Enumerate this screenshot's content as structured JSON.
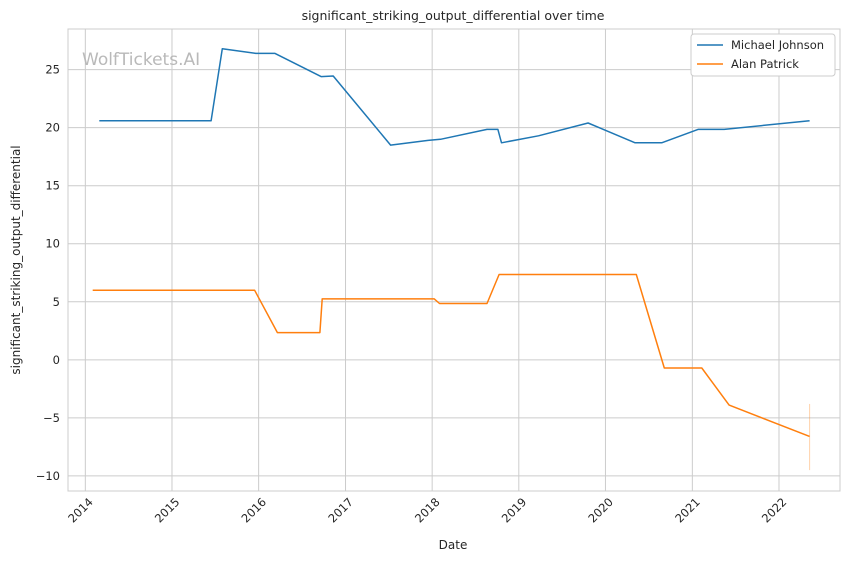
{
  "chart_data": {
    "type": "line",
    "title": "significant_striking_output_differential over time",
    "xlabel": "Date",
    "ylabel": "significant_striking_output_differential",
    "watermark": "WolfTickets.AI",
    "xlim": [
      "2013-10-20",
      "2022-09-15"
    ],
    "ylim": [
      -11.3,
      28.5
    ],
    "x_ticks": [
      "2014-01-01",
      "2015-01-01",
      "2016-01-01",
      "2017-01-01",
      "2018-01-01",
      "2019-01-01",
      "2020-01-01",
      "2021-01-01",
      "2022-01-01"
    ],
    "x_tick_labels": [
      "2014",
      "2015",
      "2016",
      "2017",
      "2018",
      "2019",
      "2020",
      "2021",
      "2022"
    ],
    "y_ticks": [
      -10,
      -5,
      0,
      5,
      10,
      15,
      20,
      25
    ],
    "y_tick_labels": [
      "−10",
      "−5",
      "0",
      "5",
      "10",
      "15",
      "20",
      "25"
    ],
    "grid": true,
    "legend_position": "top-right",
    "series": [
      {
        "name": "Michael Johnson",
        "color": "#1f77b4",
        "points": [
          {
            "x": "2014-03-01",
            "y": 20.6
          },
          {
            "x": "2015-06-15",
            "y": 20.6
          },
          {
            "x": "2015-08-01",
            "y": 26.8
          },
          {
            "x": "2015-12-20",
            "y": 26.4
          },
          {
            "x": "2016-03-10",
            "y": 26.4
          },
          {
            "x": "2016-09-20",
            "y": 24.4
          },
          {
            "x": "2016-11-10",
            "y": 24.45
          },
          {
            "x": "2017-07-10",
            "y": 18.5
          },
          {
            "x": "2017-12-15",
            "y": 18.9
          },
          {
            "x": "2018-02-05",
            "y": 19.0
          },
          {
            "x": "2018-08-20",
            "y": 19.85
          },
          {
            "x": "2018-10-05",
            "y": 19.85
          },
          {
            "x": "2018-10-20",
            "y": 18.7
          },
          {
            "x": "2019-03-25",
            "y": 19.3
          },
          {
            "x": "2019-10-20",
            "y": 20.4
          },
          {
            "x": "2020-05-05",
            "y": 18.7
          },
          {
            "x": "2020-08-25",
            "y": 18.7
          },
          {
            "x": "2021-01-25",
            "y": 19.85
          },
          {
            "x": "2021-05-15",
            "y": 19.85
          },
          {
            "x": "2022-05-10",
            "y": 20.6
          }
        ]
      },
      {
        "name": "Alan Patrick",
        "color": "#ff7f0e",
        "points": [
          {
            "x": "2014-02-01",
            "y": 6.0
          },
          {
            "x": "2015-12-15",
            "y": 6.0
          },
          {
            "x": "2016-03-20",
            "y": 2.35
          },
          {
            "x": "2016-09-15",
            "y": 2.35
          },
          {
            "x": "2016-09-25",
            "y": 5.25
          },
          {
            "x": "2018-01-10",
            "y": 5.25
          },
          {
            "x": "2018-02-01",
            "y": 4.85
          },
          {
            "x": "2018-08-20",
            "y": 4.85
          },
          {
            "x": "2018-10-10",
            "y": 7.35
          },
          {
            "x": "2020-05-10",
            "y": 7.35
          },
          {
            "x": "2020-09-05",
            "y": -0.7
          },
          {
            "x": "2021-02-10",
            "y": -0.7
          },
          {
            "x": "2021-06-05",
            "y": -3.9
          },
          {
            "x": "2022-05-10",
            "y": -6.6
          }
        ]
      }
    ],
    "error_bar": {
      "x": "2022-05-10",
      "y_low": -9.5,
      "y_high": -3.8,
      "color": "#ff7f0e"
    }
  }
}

┄┄┄┄┄┄

Your task:
Transcribe the listing in full and omit the pictures.

Exercise output:
Enumerate this screenshot's content as structured JSON.
{
  "chart_data": {
    "type": "line",
    "title": "significant_striking_output_differential over time",
    "xlabel": "Date",
    "ylabel": "significant_striking_output_differential",
    "watermark": "WolfTickets.AI",
    "xlim": [
      "2013-10-20",
      "2022-09-15"
    ],
    "ylim": [
      -11.3,
      28.5
    ],
    "x_ticks": [
      "2014-01-01",
      "2015-01-01",
      "2016-01-01",
      "2017-01-01",
      "2018-01-01",
      "2019-01-01",
      "2020-01-01",
      "2021-01-01",
      "2022-01-01"
    ],
    "x_tick_labels": [
      "2014",
      "2015",
      "2016",
      "2017",
      "2018",
      "2019",
      "2020",
      "2021",
      "2022"
    ],
    "y_ticks": [
      -10,
      -5,
      0,
      5,
      10,
      15,
      20,
      25
    ],
    "y_tick_labels": [
      "−10",
      "−5",
      "0",
      "5",
      "10",
      "15",
      "20",
      "25"
    ],
    "grid": true,
    "legend_position": "top-right",
    "series": [
      {
        "name": "Michael Johnson",
        "color": "#1f77b4",
        "points": [
          {
            "x": "2014-03-01",
            "y": 20.6
          },
          {
            "x": "2015-06-15",
            "y": 20.6
          },
          {
            "x": "2015-08-01",
            "y": 26.8
          },
          {
            "x": "2015-12-20",
            "y": 26.4
          },
          {
            "x": "2016-03-10",
            "y": 26.4
          },
          {
            "x": "2016-09-20",
            "y": 24.4
          },
          {
            "x": "2016-11-10",
            "y": 24.45
          },
          {
            "x": "2017-07-10",
            "y": 18.5
          },
          {
            "x": "2017-12-15",
            "y": 18.9
          },
          {
            "x": "2018-02-05",
            "y": 19.0
          },
          {
            "x": "2018-08-20",
            "y": 19.85
          },
          {
            "x": "2018-10-05",
            "y": 19.85
          },
          {
            "x": "2018-10-20",
            "y": 18.7
          },
          {
            "x": "2019-03-25",
            "y": 19.3
          },
          {
            "x": "2019-10-20",
            "y": 20.4
          },
          {
            "x": "2020-05-05",
            "y": 18.7
          },
          {
            "x": "2020-08-25",
            "y": 18.7
          },
          {
            "x": "2021-01-25",
            "y": 19.85
          },
          {
            "x": "2021-05-15",
            "y": 19.85
          },
          {
            "x": "2022-05-10",
            "y": 20.6
          }
        ]
      },
      {
        "name": "Alan Patrick",
        "color": "#ff7f0e",
        "points": [
          {
            "x": "2014-02-01",
            "y": 6.0
          },
          {
            "x": "2015-12-15",
            "y": 6.0
          },
          {
            "x": "2016-03-20",
            "y": 2.35
          },
          {
            "x": "2016-09-15",
            "y": 2.35
          },
          {
            "x": "2016-09-25",
            "y": 5.25
          },
          {
            "x": "2018-01-10",
            "y": 5.25
          },
          {
            "x": "2018-02-01",
            "y": 4.85
          },
          {
            "x": "2018-08-20",
            "y": 4.85
          },
          {
            "x": "2018-10-10",
            "y": 7.35
          },
          {
            "x": "2020-05-10",
            "y": 7.35
          },
          {
            "x": "2020-09-05",
            "y": -0.7
          },
          {
            "x": "2021-02-10",
            "y": -0.7
          },
          {
            "x": "2021-06-05",
            "y": -3.9
          },
          {
            "x": "2022-05-10",
            "y": -6.6
          }
        ]
      }
    ],
    "error_bar": {
      "x": "2022-05-10",
      "y_low": -9.5,
      "y_high": -3.8,
      "color": "#ff7f0e"
    }
  }
}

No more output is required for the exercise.